## TEXT PASSAGE
——
# Manta Ray



## MiltonDiver (Nov 23, 2009)

Saturday, September 6, 2014. Diving on Chad Toner's World Cat. Drifting while we grilled some fish tacos and this Manta Ray swam up and hung around for about 10 minutes.

http://youtu.be/wjnSsQCkSXI


----------



## JD7.62 (Feb 13, 2008)

Very cool! I had one about that size come up to my kayak a couple of months back but it took off with a quickness once it got close, unfortunately taking the pair of cobia with him.


----------



## aquatic argobull (Mar 2, 2009)

Thats really cool! Were you anchored on a large reef? Or just drifting?


----------



## badonskybuccaneers (Aug 19, 2013)

Nice video, thanks for sharing it.


----------



## swhiting (Oct 4, 2007)

Nice!


----------



## MiltonDiver (Nov 23, 2009)

aquatic argobull said:


> Thats really cool! Were you anchored on a large reef? Or just drifting?


We were drifting out near the Trysler Grounds.


----------



## TONER (Mar 25, 2008)

that is what is so fascinating about the gulf you just never know what you may see


----------



## Pulpo (Feb 12, 2012)

What wonderful creatures they are


----------



## SaltAddict (Jan 6, 2010)

Awesome!

I dove with two on the tenneco for ten minutes. Getting all the angles. Then I realized (after they left), I failed to turn the gopro on!!! Oh well.


----------



## MiltonDiver (Nov 23, 2009)

SaltAddict said:


> Awesome!
——
[Labeled region entries]
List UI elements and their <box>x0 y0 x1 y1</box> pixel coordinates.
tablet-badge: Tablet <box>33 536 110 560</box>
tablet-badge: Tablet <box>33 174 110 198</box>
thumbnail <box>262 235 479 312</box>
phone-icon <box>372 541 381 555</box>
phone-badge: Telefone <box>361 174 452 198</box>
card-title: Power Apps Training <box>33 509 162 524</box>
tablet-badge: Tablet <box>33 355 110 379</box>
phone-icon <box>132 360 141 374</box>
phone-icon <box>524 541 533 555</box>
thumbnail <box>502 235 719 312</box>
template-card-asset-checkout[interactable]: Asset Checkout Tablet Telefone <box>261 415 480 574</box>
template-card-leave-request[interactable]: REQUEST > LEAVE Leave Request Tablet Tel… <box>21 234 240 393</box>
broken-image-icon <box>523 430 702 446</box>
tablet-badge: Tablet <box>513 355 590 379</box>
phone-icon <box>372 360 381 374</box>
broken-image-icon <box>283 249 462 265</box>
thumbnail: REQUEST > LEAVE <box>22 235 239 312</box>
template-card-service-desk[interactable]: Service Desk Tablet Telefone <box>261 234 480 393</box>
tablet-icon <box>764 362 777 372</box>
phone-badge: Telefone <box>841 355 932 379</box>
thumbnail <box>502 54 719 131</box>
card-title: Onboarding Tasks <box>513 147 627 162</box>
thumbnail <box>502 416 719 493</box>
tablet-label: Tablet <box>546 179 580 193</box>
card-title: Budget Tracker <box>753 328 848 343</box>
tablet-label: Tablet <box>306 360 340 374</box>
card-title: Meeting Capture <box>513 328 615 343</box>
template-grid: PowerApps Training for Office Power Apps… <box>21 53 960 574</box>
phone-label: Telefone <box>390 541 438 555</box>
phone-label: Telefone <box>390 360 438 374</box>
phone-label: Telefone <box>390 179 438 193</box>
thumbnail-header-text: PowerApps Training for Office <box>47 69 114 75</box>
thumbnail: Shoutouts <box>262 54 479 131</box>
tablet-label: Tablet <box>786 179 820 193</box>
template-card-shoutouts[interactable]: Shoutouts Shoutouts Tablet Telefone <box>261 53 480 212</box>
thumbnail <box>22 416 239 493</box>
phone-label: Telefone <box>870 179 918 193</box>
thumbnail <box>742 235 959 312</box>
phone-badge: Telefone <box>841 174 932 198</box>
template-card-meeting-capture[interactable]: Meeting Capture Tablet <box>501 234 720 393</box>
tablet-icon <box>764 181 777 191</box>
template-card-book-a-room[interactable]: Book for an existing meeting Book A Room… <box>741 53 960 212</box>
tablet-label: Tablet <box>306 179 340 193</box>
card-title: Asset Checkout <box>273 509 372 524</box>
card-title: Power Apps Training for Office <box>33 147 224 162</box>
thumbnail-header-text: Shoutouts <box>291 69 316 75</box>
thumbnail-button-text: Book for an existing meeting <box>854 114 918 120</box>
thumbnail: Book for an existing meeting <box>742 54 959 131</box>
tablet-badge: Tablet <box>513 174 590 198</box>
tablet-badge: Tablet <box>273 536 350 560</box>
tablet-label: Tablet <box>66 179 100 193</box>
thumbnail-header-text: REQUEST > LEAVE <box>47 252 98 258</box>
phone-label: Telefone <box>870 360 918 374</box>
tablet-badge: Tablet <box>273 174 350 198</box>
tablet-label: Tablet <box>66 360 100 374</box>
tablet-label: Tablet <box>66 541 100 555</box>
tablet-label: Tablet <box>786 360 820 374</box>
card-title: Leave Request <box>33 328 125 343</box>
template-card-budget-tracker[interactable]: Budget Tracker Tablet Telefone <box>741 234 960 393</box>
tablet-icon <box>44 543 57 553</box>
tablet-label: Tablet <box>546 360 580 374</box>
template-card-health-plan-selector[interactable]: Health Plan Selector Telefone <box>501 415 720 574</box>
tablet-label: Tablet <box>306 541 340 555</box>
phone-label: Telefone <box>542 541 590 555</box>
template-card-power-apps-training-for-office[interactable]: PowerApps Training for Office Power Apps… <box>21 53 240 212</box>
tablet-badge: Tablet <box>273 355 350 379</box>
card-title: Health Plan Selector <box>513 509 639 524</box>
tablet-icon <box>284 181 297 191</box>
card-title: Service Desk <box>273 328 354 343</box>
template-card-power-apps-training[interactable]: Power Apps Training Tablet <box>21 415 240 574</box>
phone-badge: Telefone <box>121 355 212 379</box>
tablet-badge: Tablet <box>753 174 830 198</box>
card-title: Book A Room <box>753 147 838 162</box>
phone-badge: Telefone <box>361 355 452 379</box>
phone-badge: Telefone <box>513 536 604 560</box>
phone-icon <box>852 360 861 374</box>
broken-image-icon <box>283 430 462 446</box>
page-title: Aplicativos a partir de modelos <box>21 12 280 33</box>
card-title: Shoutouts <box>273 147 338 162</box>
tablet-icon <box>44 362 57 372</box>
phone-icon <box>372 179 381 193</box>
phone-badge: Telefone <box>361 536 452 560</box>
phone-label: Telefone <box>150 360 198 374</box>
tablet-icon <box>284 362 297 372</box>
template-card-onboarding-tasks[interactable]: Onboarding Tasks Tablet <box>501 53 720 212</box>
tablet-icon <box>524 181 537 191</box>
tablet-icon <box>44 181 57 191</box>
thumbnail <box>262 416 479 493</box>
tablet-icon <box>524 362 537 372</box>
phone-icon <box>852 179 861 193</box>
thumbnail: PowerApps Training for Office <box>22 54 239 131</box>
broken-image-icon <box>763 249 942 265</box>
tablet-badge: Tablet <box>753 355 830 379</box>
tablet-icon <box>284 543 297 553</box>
——
## REQUESTS
**a.** In the manta ray thread, list the usernames of the posters whose messages appear between MiltonDiver's opening post and MiltonDiver's reply to aquatic argobull.
**b.** Return the lines of the records from the start through the line containing "thumbnail <box>742 235 959 312</box>", inclusive.
The text and the records have nothing to do with each other.

## CORRECT ANSWERS
**a.**
JD7.62
aquatic argobull
badonskybuccaneers
swhiting

**b.**
List UI elements and their <box>x0 y0 x1 y1</box> pixel coordinates.
tablet-badge: Tablet <box>33 536 110 560</box>
tablet-badge: Tablet <box>33 174 110 198</box>
thumbnail <box>262 235 479 312</box>
phone-icon <box>372 541 381 555</box>
phone-badge: Telefone <box>361 174 452 198</box>
card-title: Power Apps Training <box>33 509 162 524</box>
tablet-badge: Tablet <box>33 355 110 379</box>
phone-icon <box>132 360 141 374</box>
phone-icon <box>524 541 533 555</box>
thumbnail <box>502 235 719 312</box>
template-card-asset-checkout[interactable]: Asset Checkout Tablet Telefone <box>261 415 480 574</box>
template-card-leave-request[interactable]: REQUEST > LEAVE Leave Request Tablet Tel… <box>21 234 240 393</box>
broken-image-icon <box>523 430 702 446</box>
tablet-badge: Tablet <box>513 355 590 379</box>
phone-icon <box>372 360 381 374</box>
broken-image-icon <box>283 249 462 265</box>
thumbnail: REQUEST > LEAVE <box>22 235 239 312</box>
template-card-service-desk[interactable]: Service Desk Tablet Telefone <box>261 234 480 393</box>
tablet-icon <box>764 362 777 372</box>
phone-badge: Telefone <box>841 355 932 379</box>
thumbnail <box>502 54 719 131</box>
card-title: Onboarding Tasks <box>513 147 627 162</box>
thumbnail <box>502 416 719 493</box>
tablet-label: Tablet <box>546 179 580 193</box>
card-title: Budget Tracker <box>753 328 848 343</box>
tablet-label: Tablet <box>306 360 340 374</box>
card-title: Meeting Capture <box>513 328 615 343</box>
template-grid: PowerApps Training for Office Power Apps… <box>21 53 960 574</box>
phone-label: Telefone <box>390 541 438 555</box>
phone-label: Telefone <box>390 360 438 374</box>
phone-label: Telefone <box>390 179 438 193</box>
thumbnail-header-text: PowerApps Training for Office <box>47 69 114 75</box>
thumbnail: Shoutouts <box>262 54 479 131</box>
tablet-label: Tablet <box>786 179 820 193</box>
template-card-shoutouts[interactable]: Shoutouts Shoutouts Tablet Telefone <box>261 53 480 212</box>
thumbnail <box>22 416 239 493</box>
phone-label: Telefone <box>870 179 918 193</box>
thumbnail <box>742 235 959 312</box>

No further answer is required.